**Directions for this task:** Repeat the entries below exactly as they appear, with no pictures.

**Records shown:**
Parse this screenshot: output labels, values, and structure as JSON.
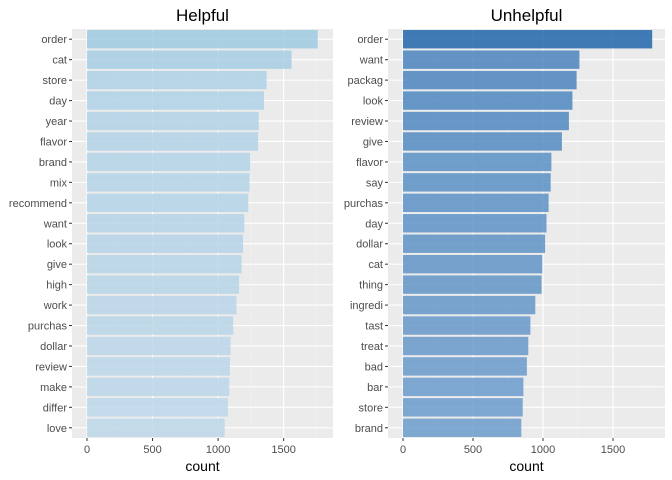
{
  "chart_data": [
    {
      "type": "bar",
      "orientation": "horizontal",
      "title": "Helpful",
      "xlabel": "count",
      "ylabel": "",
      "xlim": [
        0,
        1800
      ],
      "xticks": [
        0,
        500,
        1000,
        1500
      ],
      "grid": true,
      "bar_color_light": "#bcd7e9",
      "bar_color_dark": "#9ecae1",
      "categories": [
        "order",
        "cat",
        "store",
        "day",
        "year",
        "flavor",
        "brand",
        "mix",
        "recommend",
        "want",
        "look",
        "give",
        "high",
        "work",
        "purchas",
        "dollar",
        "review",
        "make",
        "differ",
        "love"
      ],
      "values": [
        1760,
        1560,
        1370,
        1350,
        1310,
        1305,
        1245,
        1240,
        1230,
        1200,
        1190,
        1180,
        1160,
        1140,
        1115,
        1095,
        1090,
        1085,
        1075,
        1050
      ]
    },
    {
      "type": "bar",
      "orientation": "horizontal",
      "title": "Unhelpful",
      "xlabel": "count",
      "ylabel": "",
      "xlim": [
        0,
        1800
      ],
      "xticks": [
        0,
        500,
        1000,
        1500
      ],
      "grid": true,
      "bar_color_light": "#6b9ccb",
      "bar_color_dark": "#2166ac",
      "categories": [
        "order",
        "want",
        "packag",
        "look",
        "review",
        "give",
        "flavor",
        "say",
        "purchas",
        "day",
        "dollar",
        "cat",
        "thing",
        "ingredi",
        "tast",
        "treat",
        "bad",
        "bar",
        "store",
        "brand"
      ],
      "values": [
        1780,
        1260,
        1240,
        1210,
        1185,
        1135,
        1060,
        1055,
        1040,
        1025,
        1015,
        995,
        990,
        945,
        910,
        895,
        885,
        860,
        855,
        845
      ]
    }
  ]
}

**Solution to the exercise:**
Parse this screenshot: output labels, values, and structure as JSON.
{
  "chart_data": [
    {
      "type": "bar",
      "orientation": "horizontal",
      "title": "Helpful",
      "xlabel": "count",
      "ylabel": "",
      "xlim": [
        0,
        1800
      ],
      "xticks": [
        0,
        500,
        1000,
        1500
      ],
      "grid": true,
      "bar_color_light": "#bcd7e9",
      "bar_color_dark": "#9ecae1",
      "categories": [
        "order",
        "cat",
        "store",
        "day",
        "year",
        "flavor",
        "brand",
        "mix",
        "recommend",
        "want",
        "look",
        "give",
        "high",
        "work",
        "purchas",
        "dollar",
        "review",
        "make",
        "differ",
        "love"
      ],
      "values": [
        1760,
        1560,
        1370,
        1350,
        1310,
        1305,
        1245,
        1240,
        1230,
        1200,
        1190,
        1180,
        1160,
        1140,
        1115,
        1095,
        1090,
        1085,
        1075,
        1050
      ]
    },
    {
      "type": "bar",
      "orientation": "horizontal",
      "title": "Unhelpful",
      "xlabel": "count",
      "ylabel": "",
      "xlim": [
        0,
        1800
      ],
      "xticks": [
        0,
        500,
        1000,
        1500
      ],
      "grid": true,
      "bar_color_light": "#6b9ccb",
      "bar_color_dark": "#2166ac",
      "categories": [
        "order",
        "want",
        "packag",
        "look",
        "review",
        "give",
        "flavor",
        "say",
        "purchas",
        "day",
        "dollar",
        "cat",
        "thing",
        "ingredi",
        "tast",
        "treat",
        "bad",
        "bar",
        "store",
        "brand"
      ],
      "values": [
        1780,
        1260,
        1240,
        1210,
        1185,
        1135,
        1060,
        1055,
        1040,
        1025,
        1015,
        995,
        990,
        945,
        910,
        895,
        885,
        860,
        855,
        845
      ]
    }
  ]
}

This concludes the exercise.